[Data entries]

## Begin

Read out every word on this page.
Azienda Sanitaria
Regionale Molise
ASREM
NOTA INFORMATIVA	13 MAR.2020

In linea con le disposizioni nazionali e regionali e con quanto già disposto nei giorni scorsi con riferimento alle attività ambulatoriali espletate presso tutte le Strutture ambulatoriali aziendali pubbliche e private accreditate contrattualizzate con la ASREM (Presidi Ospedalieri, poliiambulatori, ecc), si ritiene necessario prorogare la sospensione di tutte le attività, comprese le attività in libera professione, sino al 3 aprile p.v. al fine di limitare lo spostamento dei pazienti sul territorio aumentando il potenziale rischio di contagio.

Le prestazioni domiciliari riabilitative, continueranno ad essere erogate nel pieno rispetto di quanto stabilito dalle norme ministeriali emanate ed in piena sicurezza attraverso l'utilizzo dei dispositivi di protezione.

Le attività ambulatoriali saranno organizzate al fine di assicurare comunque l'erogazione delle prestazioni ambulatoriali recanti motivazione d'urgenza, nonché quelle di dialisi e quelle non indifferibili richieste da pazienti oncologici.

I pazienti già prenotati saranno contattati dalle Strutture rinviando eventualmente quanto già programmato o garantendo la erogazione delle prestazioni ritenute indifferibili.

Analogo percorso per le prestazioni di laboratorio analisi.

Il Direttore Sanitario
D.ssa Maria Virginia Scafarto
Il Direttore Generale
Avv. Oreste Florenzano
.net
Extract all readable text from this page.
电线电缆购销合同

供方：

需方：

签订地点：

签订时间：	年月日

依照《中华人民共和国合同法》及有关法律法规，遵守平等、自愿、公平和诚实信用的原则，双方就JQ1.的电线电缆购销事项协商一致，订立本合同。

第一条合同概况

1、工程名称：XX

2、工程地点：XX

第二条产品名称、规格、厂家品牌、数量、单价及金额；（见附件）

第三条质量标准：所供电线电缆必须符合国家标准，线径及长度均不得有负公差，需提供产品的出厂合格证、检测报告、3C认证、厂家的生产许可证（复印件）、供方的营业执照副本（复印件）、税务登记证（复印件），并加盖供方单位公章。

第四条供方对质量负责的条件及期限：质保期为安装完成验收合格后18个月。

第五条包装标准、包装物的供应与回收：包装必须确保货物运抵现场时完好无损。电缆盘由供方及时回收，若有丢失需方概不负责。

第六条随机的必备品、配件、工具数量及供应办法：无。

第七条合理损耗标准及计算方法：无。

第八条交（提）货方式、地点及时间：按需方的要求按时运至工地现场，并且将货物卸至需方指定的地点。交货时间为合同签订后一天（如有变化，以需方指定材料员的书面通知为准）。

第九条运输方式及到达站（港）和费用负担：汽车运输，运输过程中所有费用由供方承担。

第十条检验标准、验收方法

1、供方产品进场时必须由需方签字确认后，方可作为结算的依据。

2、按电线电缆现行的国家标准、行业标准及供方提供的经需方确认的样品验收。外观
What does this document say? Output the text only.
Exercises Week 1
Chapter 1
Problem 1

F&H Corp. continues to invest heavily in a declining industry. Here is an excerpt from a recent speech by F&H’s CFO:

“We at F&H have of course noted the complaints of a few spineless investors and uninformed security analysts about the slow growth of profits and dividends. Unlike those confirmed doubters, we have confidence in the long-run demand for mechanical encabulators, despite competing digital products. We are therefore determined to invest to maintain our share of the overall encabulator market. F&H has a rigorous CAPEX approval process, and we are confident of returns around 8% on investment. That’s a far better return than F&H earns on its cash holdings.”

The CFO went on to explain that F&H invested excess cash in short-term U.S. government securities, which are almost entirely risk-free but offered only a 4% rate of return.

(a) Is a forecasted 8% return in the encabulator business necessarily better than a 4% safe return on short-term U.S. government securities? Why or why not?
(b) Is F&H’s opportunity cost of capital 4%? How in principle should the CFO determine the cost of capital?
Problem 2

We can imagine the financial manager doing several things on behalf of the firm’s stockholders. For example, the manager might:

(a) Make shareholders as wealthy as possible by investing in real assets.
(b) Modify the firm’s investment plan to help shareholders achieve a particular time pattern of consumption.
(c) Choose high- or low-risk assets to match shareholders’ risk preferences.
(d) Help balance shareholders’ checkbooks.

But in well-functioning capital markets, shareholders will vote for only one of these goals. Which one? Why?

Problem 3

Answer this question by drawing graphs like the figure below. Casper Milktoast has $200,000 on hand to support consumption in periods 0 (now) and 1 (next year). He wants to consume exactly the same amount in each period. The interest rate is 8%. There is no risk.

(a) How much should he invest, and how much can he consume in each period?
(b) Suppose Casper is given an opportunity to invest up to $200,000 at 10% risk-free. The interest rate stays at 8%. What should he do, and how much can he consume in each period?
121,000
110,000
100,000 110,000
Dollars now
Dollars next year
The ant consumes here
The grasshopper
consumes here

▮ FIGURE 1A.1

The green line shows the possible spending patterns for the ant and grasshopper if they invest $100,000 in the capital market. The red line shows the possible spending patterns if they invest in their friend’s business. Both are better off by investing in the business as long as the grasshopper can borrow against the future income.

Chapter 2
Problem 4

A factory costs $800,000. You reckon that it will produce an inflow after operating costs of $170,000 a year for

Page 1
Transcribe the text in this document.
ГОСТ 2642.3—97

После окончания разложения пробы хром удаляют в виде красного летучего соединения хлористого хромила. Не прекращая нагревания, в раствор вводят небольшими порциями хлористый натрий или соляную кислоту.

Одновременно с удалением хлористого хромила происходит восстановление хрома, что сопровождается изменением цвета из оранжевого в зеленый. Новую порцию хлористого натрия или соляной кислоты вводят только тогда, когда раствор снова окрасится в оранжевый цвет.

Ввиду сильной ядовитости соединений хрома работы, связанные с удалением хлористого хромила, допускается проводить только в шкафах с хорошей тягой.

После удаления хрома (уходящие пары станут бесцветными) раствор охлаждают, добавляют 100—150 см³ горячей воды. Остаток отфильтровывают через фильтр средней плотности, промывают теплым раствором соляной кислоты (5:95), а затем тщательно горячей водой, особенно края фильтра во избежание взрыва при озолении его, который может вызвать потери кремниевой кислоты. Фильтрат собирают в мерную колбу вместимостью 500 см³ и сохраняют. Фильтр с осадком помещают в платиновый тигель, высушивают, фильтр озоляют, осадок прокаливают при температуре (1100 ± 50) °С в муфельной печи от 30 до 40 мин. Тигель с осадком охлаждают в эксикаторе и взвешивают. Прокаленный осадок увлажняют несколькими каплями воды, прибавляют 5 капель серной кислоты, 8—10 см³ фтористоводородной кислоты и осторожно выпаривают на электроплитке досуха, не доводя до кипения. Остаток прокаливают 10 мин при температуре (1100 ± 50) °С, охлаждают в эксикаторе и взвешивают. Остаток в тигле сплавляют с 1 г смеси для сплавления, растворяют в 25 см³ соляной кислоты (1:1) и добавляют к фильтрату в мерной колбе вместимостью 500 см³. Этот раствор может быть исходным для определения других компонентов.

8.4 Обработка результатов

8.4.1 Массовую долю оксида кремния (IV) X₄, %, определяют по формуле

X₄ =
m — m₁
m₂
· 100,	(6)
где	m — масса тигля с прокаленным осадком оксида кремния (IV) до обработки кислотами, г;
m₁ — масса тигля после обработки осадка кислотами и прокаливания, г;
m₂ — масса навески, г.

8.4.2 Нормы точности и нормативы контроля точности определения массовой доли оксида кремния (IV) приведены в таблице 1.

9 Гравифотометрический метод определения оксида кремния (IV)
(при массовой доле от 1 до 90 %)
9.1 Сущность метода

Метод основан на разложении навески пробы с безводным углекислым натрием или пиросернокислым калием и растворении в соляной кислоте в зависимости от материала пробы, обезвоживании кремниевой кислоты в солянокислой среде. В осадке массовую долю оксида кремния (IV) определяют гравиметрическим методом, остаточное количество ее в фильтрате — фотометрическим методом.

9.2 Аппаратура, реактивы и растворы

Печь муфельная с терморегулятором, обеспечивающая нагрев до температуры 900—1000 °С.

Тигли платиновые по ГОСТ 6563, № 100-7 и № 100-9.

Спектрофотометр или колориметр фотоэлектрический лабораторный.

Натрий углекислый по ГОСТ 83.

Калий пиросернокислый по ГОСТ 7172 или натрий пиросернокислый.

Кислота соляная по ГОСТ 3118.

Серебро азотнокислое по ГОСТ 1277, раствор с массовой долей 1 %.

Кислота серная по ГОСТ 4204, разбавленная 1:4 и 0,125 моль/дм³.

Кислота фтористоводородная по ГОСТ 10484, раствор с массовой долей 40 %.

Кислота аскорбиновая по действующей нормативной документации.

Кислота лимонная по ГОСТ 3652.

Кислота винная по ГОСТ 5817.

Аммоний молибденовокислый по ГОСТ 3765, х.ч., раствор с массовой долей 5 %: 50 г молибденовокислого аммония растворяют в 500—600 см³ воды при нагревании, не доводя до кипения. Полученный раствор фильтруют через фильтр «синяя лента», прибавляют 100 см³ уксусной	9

## End

> SET TASK
Tell how many lines include "rate". The number is the whole answer.

> WRITTEN REPLY
3